Task brief — Provide an exact copy of the data, excluding the images.

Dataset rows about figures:
____________
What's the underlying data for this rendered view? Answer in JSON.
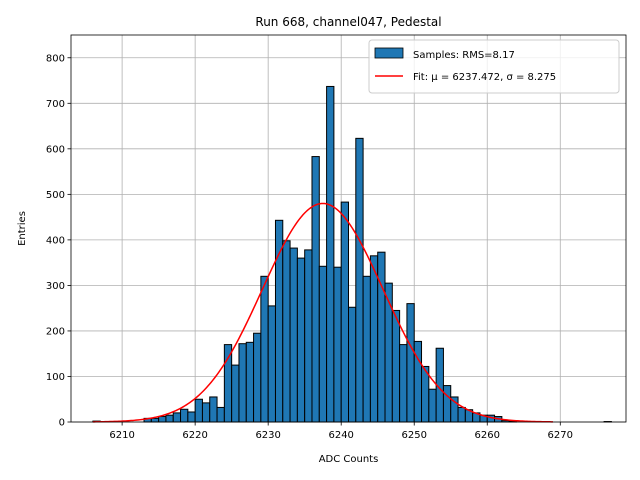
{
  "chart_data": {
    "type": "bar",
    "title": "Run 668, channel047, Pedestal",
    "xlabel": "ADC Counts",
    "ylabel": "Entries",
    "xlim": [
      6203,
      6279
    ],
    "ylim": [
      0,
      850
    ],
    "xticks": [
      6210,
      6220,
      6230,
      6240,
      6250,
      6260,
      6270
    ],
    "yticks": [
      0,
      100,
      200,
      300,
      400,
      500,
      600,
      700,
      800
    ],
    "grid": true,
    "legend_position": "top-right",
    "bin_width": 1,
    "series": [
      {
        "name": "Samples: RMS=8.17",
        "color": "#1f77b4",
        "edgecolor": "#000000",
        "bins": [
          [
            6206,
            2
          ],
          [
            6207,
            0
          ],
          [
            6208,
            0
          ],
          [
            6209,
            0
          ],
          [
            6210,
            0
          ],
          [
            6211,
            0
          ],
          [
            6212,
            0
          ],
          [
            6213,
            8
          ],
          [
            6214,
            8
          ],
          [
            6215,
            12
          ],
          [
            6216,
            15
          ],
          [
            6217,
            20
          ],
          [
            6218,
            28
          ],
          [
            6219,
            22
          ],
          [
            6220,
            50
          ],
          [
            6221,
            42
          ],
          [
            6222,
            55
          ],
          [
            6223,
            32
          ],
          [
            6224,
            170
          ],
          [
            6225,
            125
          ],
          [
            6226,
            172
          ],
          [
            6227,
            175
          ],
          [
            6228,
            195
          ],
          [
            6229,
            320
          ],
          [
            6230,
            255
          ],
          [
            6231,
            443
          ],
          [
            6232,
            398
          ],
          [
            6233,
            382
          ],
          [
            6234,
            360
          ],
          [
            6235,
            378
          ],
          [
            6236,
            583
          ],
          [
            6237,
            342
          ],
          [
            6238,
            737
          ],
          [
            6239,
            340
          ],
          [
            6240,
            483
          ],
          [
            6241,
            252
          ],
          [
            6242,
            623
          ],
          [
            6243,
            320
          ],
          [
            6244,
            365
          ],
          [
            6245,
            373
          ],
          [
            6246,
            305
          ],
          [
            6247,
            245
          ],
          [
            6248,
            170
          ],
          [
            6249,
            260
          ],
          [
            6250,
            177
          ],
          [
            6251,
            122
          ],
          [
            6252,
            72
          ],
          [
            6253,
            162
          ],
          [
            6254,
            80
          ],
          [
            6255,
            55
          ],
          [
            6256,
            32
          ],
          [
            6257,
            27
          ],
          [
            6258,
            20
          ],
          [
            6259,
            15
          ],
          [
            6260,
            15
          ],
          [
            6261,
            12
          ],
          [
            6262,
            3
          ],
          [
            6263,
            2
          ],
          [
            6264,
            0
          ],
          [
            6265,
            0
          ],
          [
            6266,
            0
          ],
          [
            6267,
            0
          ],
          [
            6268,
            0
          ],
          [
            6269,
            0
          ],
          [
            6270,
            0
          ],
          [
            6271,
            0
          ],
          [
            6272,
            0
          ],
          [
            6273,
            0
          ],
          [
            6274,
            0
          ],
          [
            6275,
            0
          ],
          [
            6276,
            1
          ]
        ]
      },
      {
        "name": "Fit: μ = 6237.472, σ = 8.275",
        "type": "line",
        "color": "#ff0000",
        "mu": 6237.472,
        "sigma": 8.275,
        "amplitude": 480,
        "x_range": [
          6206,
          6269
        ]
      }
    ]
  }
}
____________
Reply —
What's the underlying data for this rendered view? Answer in JSON.
{
  "chart_data": {
    "type": "bar",
    "title": "Run 668, channel047, Pedestal",
    "xlabel": "ADC Counts",
    "ylabel": "Entries",
    "xlim": [
      6203,
      6279
    ],
    "ylim": [
      0,
      850
    ],
    "xticks": [
      6210,
      6220,
      6230,
      6240,
      6250,
      6260,
      6270
    ],
    "yticks": [
      0,
      100,
      200,
      300,
      400,
      500,
      600,
      700,
      800
    ],
    "grid": true,
    "legend_position": "top-right",
    "bin_width": 1,
    "series": [
      {
        "name": "Samples: RMS=8.17",
        "color": "#1f77b4",
        "edgecolor": "#000000",
        "bins": [
          [
            6206,
            2
          ],
          [
            6207,
            0
          ],
          [
            6208,
            0
          ],
          [
            6209,
            0
          ],
          [
            6210,
            0
          ],
          [
            6211,
            0
          ],
          [
            6212,
            0
          ],
          [
            6213,
            8
          ],
          [
            6214,
            8
          ],
          [
            6215,
            12
          ],
          [
            6216,
            15
          ],
          [
            6217,
            20
          ],
          [
            6218,
            28
          ],
          [
            6219,
            22
          ],
          [
            6220,
            50
          ],
          [
            6221,
            42
          ],
          [
            6222,
            55
          ],
          [
            6223,
            32
          ],
          [
            6224,
            170
          ],
          [
            6225,
            125
          ],
          [
            6226,
            172
          ],
          [
            6227,
            175
          ],
          [
            6228,
            195
          ],
          [
            6229,
            320
          ],
          [
            6230,
            255
          ],
          [
            6231,
            443
          ],
          [
            6232,
            398
          ],
          [
            6233,
            382
          ],
          [
            6234,
            360
          ],
          [
            6235,
            378
          ],
          [
            6236,
            583
          ],
          [
            6237,
            342
          ],
          [
            6238,
            737
          ],
          [
            6239,
            340
          ],
          [
            6240,
            483
          ],
          [
            6241,
            252
          ],
          [
            6242,
            623
          ],
          [
            6243,
            320
          ],
          [
            6244,
            365
          ],
          [
            6245,
            373
          ],
          [
            6246,
            305
          ],
          [
            6247,
            245
          ],
          [
            6248,
            170
          ],
          [
            6249,
            260
          ],
          [
            6250,
            177
          ],
          [
            6251,
            122
          ],
          [
            6252,
            72
          ],
          [
            6253,
            162
          ],
          [
            6254,
            80
          ],
          [
            6255,
            55
          ],
          [
            6256,
            32
          ],
          [
            6257,
            27
          ],
          [
            6258,
            20
          ],
          [
            6259,
            15
          ],
          [
            6260,
            15
          ],
          [
            6261,
            12
          ],
          [
            6262,
            3
          ],
          [
            6263,
            2
          ],
          [
            6264,
            0
          ],
          [
            6265,
            0
          ],
          [
            6266,
            0
          ],
          [
            6267,
            0
          ],
          [
            6268,
            0
          ],
          [
            6269,
            0
          ],
          [
            6270,
            0
          ],
          [
            6271,
            0
          ],
          [
            6272,
            0
          ],
          [
            6273,
            0
          ],
          [
            6274,
            0
          ],
          [
            6275,
            0
          ],
          [
            6276,
            1
          ]
        ]
      },
      {
        "name": "Fit: μ = 6237.472, σ = 8.275",
        "type": "line",
        "color": "#ff0000",
        "mu": 6237.472,
        "sigma": 8.275,
        "amplitude": 480,
        "x_range": [
          6206,
          6269
        ]
      }
    ]
  }
}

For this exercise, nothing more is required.